## Prompt
Tally the lines that hold the word "bottom" and reply with that figure only.

===== Data shown

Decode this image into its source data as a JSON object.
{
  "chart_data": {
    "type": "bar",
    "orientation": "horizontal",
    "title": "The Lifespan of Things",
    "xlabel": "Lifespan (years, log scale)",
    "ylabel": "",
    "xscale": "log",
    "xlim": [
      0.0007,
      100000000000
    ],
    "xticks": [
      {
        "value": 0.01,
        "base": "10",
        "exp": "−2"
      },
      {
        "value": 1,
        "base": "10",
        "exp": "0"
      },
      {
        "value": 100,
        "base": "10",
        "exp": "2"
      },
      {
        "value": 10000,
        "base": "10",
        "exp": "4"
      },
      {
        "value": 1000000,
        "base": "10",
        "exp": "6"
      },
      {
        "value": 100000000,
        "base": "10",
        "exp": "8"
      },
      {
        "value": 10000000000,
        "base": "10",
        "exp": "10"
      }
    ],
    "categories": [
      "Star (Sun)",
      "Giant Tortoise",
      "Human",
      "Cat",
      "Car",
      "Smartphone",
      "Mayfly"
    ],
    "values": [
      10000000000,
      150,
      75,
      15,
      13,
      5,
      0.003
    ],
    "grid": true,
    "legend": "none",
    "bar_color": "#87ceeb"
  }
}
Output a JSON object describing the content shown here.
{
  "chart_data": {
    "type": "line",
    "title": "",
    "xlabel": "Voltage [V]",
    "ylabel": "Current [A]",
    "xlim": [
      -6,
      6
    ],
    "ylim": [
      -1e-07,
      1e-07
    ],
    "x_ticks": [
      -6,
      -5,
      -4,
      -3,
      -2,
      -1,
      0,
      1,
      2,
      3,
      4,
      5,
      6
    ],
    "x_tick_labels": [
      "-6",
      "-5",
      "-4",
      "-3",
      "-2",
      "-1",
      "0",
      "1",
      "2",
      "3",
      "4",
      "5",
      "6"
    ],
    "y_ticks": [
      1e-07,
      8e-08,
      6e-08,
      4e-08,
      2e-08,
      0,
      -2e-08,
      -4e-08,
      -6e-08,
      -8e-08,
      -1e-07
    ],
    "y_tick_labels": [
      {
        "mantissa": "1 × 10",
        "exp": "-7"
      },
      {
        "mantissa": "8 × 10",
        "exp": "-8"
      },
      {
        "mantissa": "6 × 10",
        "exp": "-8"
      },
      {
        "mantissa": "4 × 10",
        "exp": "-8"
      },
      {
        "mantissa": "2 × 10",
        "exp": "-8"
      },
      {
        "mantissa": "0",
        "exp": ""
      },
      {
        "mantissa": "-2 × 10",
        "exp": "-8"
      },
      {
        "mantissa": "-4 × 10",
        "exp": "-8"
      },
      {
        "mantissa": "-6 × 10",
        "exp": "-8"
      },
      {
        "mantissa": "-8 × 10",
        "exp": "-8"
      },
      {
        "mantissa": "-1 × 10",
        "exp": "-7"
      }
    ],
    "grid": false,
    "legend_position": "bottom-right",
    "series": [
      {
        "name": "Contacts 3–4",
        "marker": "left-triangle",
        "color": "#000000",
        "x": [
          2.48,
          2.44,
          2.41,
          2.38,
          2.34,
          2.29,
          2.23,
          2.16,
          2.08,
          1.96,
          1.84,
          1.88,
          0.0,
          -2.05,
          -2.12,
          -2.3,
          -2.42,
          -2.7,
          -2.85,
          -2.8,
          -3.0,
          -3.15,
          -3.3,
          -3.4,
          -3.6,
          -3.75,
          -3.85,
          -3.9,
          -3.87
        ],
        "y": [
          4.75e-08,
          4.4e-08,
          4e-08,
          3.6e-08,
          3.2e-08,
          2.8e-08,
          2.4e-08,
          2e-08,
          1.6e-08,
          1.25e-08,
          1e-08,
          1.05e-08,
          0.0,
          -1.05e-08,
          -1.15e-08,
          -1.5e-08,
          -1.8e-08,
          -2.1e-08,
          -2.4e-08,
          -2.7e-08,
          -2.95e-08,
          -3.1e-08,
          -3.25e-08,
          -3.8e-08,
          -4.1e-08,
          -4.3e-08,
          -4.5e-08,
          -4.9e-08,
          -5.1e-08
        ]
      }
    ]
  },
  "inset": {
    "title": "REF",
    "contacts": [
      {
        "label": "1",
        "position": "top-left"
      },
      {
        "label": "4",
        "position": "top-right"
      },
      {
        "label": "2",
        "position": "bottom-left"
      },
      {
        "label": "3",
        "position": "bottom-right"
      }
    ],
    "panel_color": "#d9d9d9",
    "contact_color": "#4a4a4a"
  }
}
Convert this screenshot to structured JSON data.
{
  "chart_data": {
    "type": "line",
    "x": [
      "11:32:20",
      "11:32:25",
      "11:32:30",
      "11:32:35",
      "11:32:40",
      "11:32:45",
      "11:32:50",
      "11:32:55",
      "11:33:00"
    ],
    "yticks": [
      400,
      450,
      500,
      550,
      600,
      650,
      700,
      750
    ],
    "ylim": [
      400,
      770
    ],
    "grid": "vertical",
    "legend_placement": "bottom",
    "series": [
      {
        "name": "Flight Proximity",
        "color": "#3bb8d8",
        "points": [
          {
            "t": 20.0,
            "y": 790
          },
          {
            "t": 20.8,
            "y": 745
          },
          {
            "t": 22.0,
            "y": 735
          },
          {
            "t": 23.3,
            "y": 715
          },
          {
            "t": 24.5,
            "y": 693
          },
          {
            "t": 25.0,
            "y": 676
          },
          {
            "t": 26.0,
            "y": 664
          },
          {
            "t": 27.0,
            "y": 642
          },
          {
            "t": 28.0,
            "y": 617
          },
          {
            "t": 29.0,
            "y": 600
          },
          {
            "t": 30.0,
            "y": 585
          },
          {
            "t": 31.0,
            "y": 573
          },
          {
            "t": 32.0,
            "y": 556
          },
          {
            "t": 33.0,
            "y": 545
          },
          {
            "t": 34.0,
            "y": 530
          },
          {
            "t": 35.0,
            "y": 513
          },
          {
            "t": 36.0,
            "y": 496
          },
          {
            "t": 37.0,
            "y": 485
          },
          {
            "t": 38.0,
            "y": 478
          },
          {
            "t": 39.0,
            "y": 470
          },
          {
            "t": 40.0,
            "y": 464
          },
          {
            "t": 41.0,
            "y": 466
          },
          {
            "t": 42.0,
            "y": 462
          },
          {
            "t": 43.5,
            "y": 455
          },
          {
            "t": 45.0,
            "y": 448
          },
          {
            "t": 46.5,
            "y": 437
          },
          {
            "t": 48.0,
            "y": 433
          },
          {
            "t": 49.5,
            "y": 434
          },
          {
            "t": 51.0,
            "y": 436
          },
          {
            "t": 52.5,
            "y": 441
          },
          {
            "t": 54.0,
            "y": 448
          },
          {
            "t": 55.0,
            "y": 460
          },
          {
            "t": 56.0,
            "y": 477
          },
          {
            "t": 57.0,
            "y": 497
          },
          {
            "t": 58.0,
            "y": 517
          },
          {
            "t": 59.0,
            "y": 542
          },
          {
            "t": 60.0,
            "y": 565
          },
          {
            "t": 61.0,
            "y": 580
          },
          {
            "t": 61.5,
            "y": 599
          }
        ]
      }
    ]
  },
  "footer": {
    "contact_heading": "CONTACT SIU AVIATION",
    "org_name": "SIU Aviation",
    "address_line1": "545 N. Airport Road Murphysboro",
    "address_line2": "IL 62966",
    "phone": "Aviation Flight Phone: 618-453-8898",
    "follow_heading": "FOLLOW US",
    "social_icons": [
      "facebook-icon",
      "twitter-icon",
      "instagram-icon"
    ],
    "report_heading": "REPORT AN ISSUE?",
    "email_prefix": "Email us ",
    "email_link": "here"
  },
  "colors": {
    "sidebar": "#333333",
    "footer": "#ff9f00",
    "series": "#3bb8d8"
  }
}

==========

## Exercise response
4